What is being asked:
Rewrite the records below, changing every "loss-point" to "loss-marker" and leaving everything else untouched.

Provided information:
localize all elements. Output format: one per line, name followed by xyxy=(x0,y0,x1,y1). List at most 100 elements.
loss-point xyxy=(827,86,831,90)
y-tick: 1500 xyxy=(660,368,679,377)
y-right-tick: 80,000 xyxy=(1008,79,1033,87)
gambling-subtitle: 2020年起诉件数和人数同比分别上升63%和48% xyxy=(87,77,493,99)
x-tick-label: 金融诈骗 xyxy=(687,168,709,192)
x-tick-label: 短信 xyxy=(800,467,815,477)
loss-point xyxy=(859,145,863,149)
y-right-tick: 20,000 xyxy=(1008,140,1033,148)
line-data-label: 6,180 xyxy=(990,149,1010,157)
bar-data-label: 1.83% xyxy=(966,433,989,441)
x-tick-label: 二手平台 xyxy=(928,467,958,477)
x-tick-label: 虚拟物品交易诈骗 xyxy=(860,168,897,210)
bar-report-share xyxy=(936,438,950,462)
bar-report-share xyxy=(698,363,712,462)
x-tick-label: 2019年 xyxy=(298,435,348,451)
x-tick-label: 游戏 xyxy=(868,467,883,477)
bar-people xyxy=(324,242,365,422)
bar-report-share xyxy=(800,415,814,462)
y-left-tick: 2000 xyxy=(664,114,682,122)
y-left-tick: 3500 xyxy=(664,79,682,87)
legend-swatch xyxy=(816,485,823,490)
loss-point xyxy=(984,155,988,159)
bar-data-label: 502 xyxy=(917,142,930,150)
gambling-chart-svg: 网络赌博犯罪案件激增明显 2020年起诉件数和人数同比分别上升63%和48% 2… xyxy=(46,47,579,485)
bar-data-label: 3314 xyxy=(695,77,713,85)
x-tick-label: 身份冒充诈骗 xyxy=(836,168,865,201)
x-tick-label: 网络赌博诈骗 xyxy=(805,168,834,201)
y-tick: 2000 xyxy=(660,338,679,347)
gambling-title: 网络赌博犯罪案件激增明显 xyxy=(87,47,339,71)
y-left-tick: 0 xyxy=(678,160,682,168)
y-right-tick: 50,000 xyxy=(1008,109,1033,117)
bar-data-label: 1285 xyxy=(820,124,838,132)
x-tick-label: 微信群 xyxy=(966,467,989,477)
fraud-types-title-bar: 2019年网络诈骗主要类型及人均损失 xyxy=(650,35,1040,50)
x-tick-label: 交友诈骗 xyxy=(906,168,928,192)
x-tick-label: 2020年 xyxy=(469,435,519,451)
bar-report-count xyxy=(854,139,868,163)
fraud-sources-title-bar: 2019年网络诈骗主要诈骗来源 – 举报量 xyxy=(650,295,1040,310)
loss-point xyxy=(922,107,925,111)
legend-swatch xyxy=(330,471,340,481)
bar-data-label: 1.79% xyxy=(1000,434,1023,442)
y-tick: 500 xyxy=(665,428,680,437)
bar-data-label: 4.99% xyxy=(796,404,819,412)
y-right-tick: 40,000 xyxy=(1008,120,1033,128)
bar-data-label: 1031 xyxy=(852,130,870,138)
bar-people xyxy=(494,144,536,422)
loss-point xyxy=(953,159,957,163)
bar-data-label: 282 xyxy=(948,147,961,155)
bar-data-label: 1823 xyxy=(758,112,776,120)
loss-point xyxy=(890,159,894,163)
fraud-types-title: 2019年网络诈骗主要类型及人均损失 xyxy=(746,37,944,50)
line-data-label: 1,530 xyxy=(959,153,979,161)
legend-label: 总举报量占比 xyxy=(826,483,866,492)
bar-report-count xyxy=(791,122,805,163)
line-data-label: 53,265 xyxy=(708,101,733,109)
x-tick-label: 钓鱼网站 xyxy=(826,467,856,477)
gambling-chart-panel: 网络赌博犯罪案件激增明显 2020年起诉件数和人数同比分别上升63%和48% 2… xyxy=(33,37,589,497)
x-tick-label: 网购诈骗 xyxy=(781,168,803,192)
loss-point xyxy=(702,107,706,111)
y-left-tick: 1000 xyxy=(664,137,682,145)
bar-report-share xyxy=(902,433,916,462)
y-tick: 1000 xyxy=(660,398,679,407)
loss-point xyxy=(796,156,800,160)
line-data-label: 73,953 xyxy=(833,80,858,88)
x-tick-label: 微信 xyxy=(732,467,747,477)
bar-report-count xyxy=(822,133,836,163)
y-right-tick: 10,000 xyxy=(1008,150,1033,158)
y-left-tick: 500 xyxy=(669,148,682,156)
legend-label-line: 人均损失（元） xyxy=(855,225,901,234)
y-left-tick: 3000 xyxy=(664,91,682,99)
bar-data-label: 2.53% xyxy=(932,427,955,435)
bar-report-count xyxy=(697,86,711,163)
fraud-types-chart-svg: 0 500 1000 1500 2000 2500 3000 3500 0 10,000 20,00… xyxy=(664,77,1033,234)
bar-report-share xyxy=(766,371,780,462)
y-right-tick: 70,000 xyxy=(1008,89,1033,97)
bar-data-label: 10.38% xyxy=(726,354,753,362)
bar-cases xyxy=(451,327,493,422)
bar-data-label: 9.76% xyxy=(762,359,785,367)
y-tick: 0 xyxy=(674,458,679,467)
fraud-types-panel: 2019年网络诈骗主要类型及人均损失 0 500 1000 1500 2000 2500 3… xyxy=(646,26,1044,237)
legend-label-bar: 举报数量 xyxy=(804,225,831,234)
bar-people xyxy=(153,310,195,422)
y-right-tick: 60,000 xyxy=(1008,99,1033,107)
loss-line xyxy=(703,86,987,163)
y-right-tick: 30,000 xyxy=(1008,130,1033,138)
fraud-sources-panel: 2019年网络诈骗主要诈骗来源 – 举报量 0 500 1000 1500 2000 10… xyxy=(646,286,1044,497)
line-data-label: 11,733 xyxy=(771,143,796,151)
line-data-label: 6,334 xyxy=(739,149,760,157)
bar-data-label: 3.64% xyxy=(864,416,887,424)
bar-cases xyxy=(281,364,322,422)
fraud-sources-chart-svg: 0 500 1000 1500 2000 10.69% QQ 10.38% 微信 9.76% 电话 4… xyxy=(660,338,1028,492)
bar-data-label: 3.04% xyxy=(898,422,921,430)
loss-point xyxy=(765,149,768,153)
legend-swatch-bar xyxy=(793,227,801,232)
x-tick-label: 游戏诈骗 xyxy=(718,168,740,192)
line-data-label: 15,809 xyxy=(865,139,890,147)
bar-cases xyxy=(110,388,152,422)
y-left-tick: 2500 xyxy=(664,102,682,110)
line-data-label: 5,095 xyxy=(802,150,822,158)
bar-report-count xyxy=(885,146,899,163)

Completed exercise:
localize all elements. Output format: one per line, name followed by xyxy=(x0,y0,x1,y1). List at most 100 elements.
loss-marker xyxy=(827,86,831,90)
y-tick: 1500 xyxy=(660,368,679,377)
y-right-tick: 80,000 xyxy=(1008,79,1033,87)
gambling-subtitle: 2020年起诉件数和人数同比分别上升63%和48% xyxy=(87,77,493,99)
x-tick-label: 金融诈骗 xyxy=(687,168,709,192)
x-tick-label: 短信 xyxy=(800,467,815,477)
loss-marker xyxy=(859,145,863,149)
y-right-tick: 20,000 xyxy=(1008,140,1033,148)
line-data-label: 6,180 xyxy=(990,149,1010,157)
bar-data-label: 1.83% xyxy=(966,433,989,441)
x-tick-label: 二手平台 xyxy=(928,467,958,477)
x-tick-label: 虚拟物品交易诈骗 xyxy=(860,168,897,210)
bar-report-share xyxy=(936,438,950,462)
bar-report-share xyxy=(698,363,712,462)
x-tick-label: 2019年 xyxy=(298,435,348,451)
x-tick-label: 游戏 xyxy=(868,467,883,477)
bar-people xyxy=(324,242,365,422)
bar-report-share xyxy=(800,415,814,462)
y-left-tick: 2000 xyxy=(664,114,682,122)
y-left-tick: 3500 xyxy=(664,79,682,87)
legend-swatch xyxy=(816,485,823,490)
loss-marker xyxy=(984,155,988,159)
bar-data-label: 502 xyxy=(917,142,930,150)
gambling-chart-svg: 网络赌博犯罪案件激增明显 2020年起诉件数和人数同比分别上升63%和48% 2… xyxy=(46,47,579,485)
bar-data-label: 3314 xyxy=(695,77,713,85)
x-tick-label: 身份冒充诈骗 xyxy=(836,168,865,201)
x-tick-label: 网络赌博诈骗 xyxy=(805,168,834,201)
y-tick: 2000 xyxy=(660,338,679,347)
gambling-title: 网络赌博犯罪案件激增明显 xyxy=(87,47,339,71)
y-left-tick: 0 xyxy=(678,160,682,168)
y-right-tick: 50,000 xyxy=(1008,109,1033,117)
bar-data-label: 1285 xyxy=(820,124,838,132)
x-tick-label: 微信群 xyxy=(966,467,989,477)
fraud-types-title-bar: 2019年网络诈骗主要类型及人均损失 xyxy=(650,35,1040,50)
x-tick-label: 交友诈骗 xyxy=(906,168,928,192)
x-tick-label: 2020年 xyxy=(469,435,519,451)
bar-report-count xyxy=(854,139,868,163)
fraud-sources-title-bar: 2019年网络诈骗主要诈骗来源 – 举报量 xyxy=(650,295,1040,310)
loss-marker xyxy=(922,107,925,111)
legend-swatch xyxy=(330,471,340,481)
bar-data-label: 1.79% xyxy=(1000,434,1023,442)
y-tick: 500 xyxy=(665,428,680,437)
bar-data-label: 4.99% xyxy=(796,404,819,412)
y-right-tick: 40,000 xyxy=(1008,120,1033,128)
bar-data-label: 1031 xyxy=(852,130,870,138)
bar-people xyxy=(494,144,536,422)
loss-marker xyxy=(953,159,957,163)
bar-data-label: 282 xyxy=(948,147,961,155)
bar-data-label: 1823 xyxy=(758,112,776,120)
loss-marker xyxy=(890,159,894,163)
fraud-types-title: 2019年网络诈骗主要类型及人均损失 xyxy=(746,37,944,50)
line-data-label: 1,530 xyxy=(959,153,979,161)
legend-label: 总举报量占比 xyxy=(826,483,866,492)
bar-report-count xyxy=(791,122,805,163)
line-data-label: 53,265 xyxy=(708,101,733,109)
x-tick-label: 钓鱼网站 xyxy=(826,467,856,477)
gambling-chart-panel: 网络赌博犯罪案件激增明显 2020年起诉件数和人数同比分别上升63%和48% 2… xyxy=(33,37,589,497)
x-tick-label: 网购诈骗 xyxy=(781,168,803,192)
loss-marker xyxy=(702,107,706,111)
y-left-tick: 1000 xyxy=(664,137,682,145)
bar-report-share xyxy=(902,433,916,462)
y-tick: 1000 xyxy=(660,398,679,407)
loss-marker xyxy=(796,156,800,160)
line-data-label: 73,953 xyxy=(833,80,858,88)
x-tick-label: 微信 xyxy=(732,467,747,477)
bar-report-count xyxy=(822,133,836,163)
y-right-tick: 10,000 xyxy=(1008,150,1033,158)
y-left-tick: 500 xyxy=(669,148,682,156)
legend-label-line: 人均损失（元） xyxy=(855,225,901,234)
y-left-tick: 3000 xyxy=(664,91,682,99)
bar-data-label: 2.53% xyxy=(932,427,955,435)
bar-report-count xyxy=(697,86,711,163)
fraud-types-chart-svg: 0 500 1000 1500 2000 2500 3000 3500 0 10,000 20,00… xyxy=(664,77,1033,234)
bar-report-share xyxy=(766,371,780,462)
y-right-tick: 70,000 xyxy=(1008,89,1033,97)
bar-data-label: 10.38% xyxy=(726,354,753,362)
bar-cases xyxy=(451,327,493,422)
bar-data-label: 9.76% xyxy=(762,359,785,367)
y-tick: 0 xyxy=(674,458,679,467)
fraud-types-panel: 2019年网络诈骗主要类型及人均损失 0 500 1000 1500 2000 2500 3… xyxy=(646,26,1044,237)
legend-label-bar: 举报数量 xyxy=(804,225,831,234)
bar-people xyxy=(153,310,195,422)
y-right-tick: 60,000 xyxy=(1008,99,1033,107)
loss-line xyxy=(703,86,987,163)
y-right-tick: 30,000 xyxy=(1008,130,1033,138)
fraud-sources-panel: 2019年网络诈骗主要诈骗来源 – 举报量 0 500 1000 1500 2000 10… xyxy=(646,286,1044,497)
line-data-label: 11,733 xyxy=(771,143,796,151)
line-data-label: 6,334 xyxy=(739,149,760,157)
bar-data-label: 3.64% xyxy=(864,416,887,424)
bar-cases xyxy=(281,364,322,422)
fraud-sources-chart-svg: 0 500 1000 1500 2000 10.69% QQ 10.38% 微信 9.76% 电话 4… xyxy=(660,338,1028,492)
bar-data-label: 3.04% xyxy=(898,422,921,430)
loss-marker xyxy=(765,149,768,153)
legend-swatch-bar xyxy=(793,227,801,232)
x-tick-label: 游戏诈骗 xyxy=(718,168,740,192)
line-data-label: 15,809 xyxy=(865,139,890,147)
bar-cases xyxy=(110,388,152,422)
y-left-tick: 2500 xyxy=(664,102,682,110)
line-data-label: 5,095 xyxy=(802,150,822,158)
bar-report-count xyxy=(885,146,899,163)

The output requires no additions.